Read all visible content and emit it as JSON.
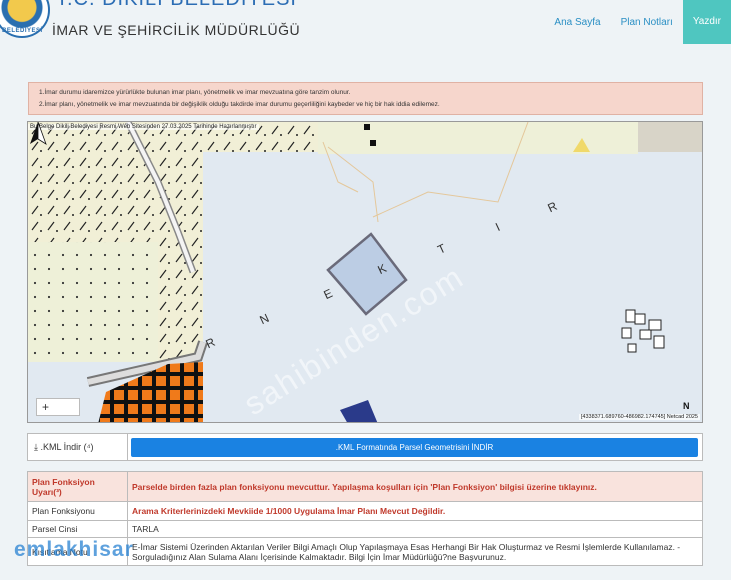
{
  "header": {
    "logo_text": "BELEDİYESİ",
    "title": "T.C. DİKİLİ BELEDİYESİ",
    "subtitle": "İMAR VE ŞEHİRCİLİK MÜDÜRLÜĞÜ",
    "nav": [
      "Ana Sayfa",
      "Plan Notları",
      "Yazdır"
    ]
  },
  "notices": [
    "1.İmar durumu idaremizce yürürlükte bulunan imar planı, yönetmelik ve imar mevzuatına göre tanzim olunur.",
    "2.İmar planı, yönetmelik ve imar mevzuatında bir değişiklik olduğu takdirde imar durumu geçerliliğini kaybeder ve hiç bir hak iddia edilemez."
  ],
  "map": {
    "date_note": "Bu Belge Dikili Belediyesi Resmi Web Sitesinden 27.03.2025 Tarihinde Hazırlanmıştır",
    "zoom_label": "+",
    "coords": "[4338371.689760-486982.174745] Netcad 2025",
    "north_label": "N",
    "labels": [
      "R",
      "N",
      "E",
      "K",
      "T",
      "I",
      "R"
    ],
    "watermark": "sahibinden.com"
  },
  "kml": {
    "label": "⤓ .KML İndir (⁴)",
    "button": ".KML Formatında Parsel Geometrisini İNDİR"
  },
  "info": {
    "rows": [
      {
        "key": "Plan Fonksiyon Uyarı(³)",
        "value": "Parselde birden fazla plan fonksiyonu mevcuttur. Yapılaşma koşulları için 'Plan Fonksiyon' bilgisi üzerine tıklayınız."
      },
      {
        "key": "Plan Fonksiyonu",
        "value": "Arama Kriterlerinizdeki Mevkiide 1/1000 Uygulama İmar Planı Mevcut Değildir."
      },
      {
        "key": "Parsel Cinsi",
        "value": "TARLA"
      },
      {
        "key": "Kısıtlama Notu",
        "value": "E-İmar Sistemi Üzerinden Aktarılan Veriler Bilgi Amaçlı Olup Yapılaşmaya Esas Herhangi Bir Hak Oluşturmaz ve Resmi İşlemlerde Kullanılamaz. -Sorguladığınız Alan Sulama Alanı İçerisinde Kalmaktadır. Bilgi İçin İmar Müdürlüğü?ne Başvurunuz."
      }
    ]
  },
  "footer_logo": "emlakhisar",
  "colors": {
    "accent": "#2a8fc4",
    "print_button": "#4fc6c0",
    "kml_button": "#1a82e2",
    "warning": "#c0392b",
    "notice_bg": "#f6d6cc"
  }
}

□ □ □ □ □ □ □

Set the entries down again exactly. Do not include the images.

Task solution -
Read all visible content and emit it as JSON.
{
  "header": {
    "logo_text": "BELEDİYESİ",
    "title": "T.C. DİKİLİ BELEDİYESİ",
    "subtitle": "İMAR VE ŞEHİRCİLİK MÜDÜRLÜĞÜ",
    "nav": [
      "Ana Sayfa",
      "Plan Notları",
      "Yazdır"
    ]
  },
  "notices": [
    "1.İmar durumu idaremizce yürürlükte bulunan imar planı, yönetmelik ve imar mevzuatına göre tanzim olunur.",
    "2.İmar planı, yönetmelik ve imar mevzuatında bir değişiklik olduğu takdirde imar durumu geçerliliğini kaybeder ve hiç bir hak iddia edilemez."
  ],
  "map": {
    "date_note": "Bu Belge Dikili Belediyesi Resmi Web Sitesinden 27.03.2025 Tarihinde Hazırlanmıştır",
    "zoom_label": "+",
    "coords": "[4338371.689760-486982.174745] Netcad 2025",
    "north_label": "N",
    "labels": [
      "R",
      "N",
      "E",
      "K",
      "T",
      "I",
      "R"
    ],
    "watermark": "sahibinden.com"
  },
  "kml": {
    "label": "⤓ .KML İndir (⁴)",
    "button": ".KML Formatında Parsel Geometrisini İNDİR"
  },
  "info": {
    "rows": [
      {
        "key": "Plan Fonksiyon Uyarı(³)",
        "value": "Parselde birden fazla plan fonksiyonu mevcuttur. Yapılaşma koşulları için 'Plan Fonksiyon' bilgisi üzerine tıklayınız."
      },
      {
        "key": "Plan Fonksiyonu",
        "value": "Arama Kriterlerinizdeki Mevkiide 1/1000 Uygulama İmar Planı Mevcut Değildir."
      },
      {
        "key": "Parsel Cinsi",
        "value": "TARLA"
      },
      {
        "key": "Kısıtlama Notu",
        "value": "E-İmar Sistemi Üzerinden Aktarılan Veriler Bilgi Amaçlı Olup Yapılaşmaya Esas Herhangi Bir Hak Oluşturmaz ve Resmi İşlemlerde Kullanılamaz. -Sorguladığınız Alan Sulama Alanı İçerisinde Kalmaktadır. Bilgi İçin İmar Müdürlüğü?ne Başvurunuz."
      }
    ]
  },
  "footer_logo": "emlakhisar",
  "colors": {
    "accent": "#2a8fc4",
    "print_button": "#4fc6c0",
    "kml_button": "#1a82e2",
    "warning": "#c0392b",
    "notice_bg": "#f6d6cc"
  }
}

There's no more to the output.